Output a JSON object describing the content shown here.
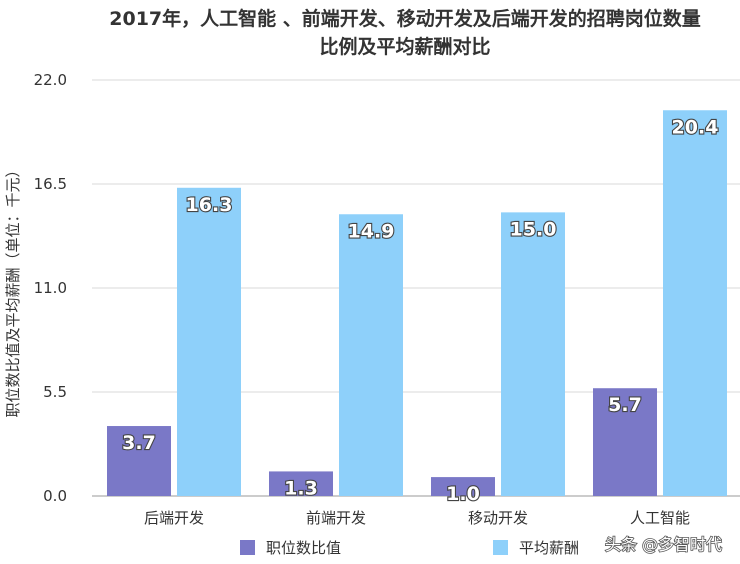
{
  "chart_data": {
    "type": "bar",
    "title_lines": [
      "2017年，人工智能 、前端开发、移动开发及后端开发的招聘岗位数量",
      "比例及平均薪酬对比"
    ],
    "ylabel": "职位数比值及平均薪酬（单位：千元）",
    "xlabel": "",
    "categories": [
      "后端开发",
      "前端开发",
      "移动开发",
      "人工智能"
    ],
    "series": [
      {
        "name": "职位数比值",
        "values": [
          3.7,
          1.3,
          1.0,
          5.7
        ],
        "color": "#7a78c7"
      },
      {
        "name": "平均薪酬",
        "values": [
          16.3,
          14.9,
          15.0,
          20.4
        ],
        "color": "#8ed0fa"
      }
    ],
    "value_labels": [
      [
        "3.7",
        "1.3",
        "1.0",
        "5.7"
      ],
      [
        "16.3",
        "14.9",
        "15.0",
        "20.4"
      ]
    ],
    "ylim": [
      0,
      22
    ],
    "yticks": [
      "0.0",
      "5.5",
      "11.0",
      "16.5",
      "22.0"
    ],
    "ytick_values": [
      0,
      5.5,
      11,
      16.5,
      22
    ],
    "grid": true,
    "legend_position": "bottom"
  },
  "watermark": {
    "text": "头条 @多智时代"
  },
  "colors": {
    "grid": "#d9d9d9",
    "axis": "#999999"
  }
}
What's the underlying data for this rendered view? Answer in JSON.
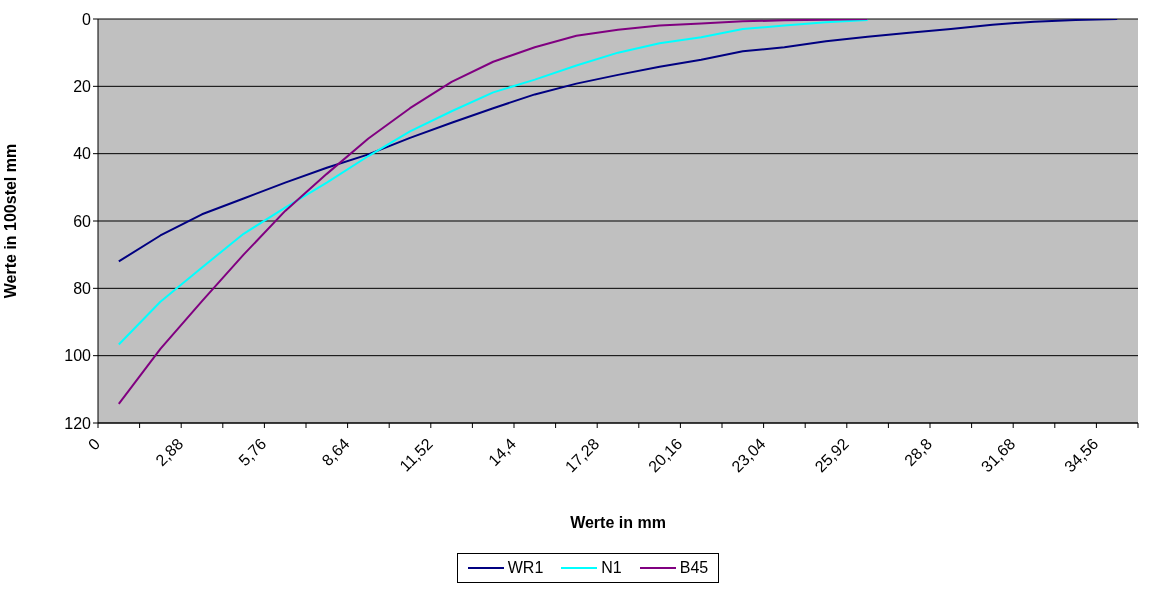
{
  "chart_data": {
    "type": "line",
    "xlabel": "Werte in mm",
    "ylabel": "Werte in 100stel mm",
    "x": [
      0.72,
      2.16,
      3.6,
      5.04,
      6.48,
      7.92,
      9.36,
      10.8,
      12.24,
      13.68,
      15.12,
      16.56,
      18,
      19.44,
      20.88,
      22.32,
      23.76,
      25.2,
      26.64,
      28.08,
      29.52,
      30.96,
      32.4,
      33.84,
      35.28
    ],
    "series": [
      {
        "name": "WR1",
        "color": "#000080",
        "values": [
          72,
          64.3,
          58,
          53.3,
          48.6,
          44.2,
          40.2,
          35.3,
          30.8,
          26.5,
          22.4,
          19.2,
          16.6,
          14.2,
          12.1,
          9.6,
          8.4,
          6.6,
          5.3,
          4.1,
          3,
          1.7,
          0.8,
          0.3,
          0
        ]
      },
      {
        "name": "N1",
        "color": "#00ffff",
        "values": [
          96.7,
          84,
          73.8,
          63.8,
          56,
          48.6,
          40.7,
          33.4,
          27.4,
          21.8,
          18,
          13.8,
          10,
          7.2,
          5.4,
          3,
          1.9,
          1,
          0.3,
          null,
          null,
          null,
          null,
          null,
          null
        ]
      },
      {
        "name": "B45",
        "color": "#800080",
        "values": [
          114.3,
          98,
          83.8,
          70,
          57,
          46,
          35.5,
          26.5,
          18.7,
          12.7,
          8.4,
          5,
          3.2,
          1.9,
          1.3,
          0.7,
          0.4,
          0.2,
          0,
          null,
          null,
          null,
          null,
          null,
          null
        ]
      }
    ],
    "xlim": [
      0,
      36
    ],
    "xticks": [
      0,
      {
        "value": 1.44,
        "label": null
      },
      {
        "value": 2.88,
        "label": "2,88"
      },
      {
        "value": 4.32,
        "label": null
      },
      {
        "value": 5.76,
        "label": "5,76"
      },
      {
        "value": 7.2,
        "label": null
      },
      {
        "value": 8.64,
        "label": "8,64"
      },
      {
        "value": 10.08,
        "label": null
      },
      {
        "value": 11.52,
        "label": "11,52"
      },
      {
        "value": 12.96,
        "label": null
      },
      {
        "value": 14.4,
        "label": "14,4"
      },
      {
        "value": 15.84,
        "label": null
      },
      {
        "value": 17.28,
        "label": "17,28"
      },
      {
        "value": 18.72,
        "label": null
      },
      {
        "value": 20.16,
        "label": "20,16"
      },
      {
        "value": 21.6,
        "label": null
      },
      {
        "value": 23.04,
        "label": "23,04"
      },
      {
        "value": 24.48,
        "label": null
      },
      {
        "value": 25.92,
        "label": "25,92"
      },
      {
        "value": 27.36,
        "label": null
      },
      {
        "value": 28.8,
        "label": "28,8"
      },
      {
        "value": 30.24,
        "label": null
      },
      {
        "value": 31.68,
        "label": "31,68"
      },
      {
        "value": 33.12,
        "label": null
      },
      {
        "value": 34.56,
        "label": "34,56"
      },
      {
        "value": 36,
        "label": null
      }
    ],
    "ylim": [
      120,
      0
    ],
    "yticks": [
      0,
      20,
      40,
      60,
      80,
      100,
      120
    ],
    "grid": "y",
    "legend": "bottom",
    "marker": "none",
    "line_style": "solid"
  }
}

********************

Copy out every line in the listing where the word "JSON" appears.

Output a JSON object describing the content shown here.
What's the underlying data for this rendered view? Answer in JSON.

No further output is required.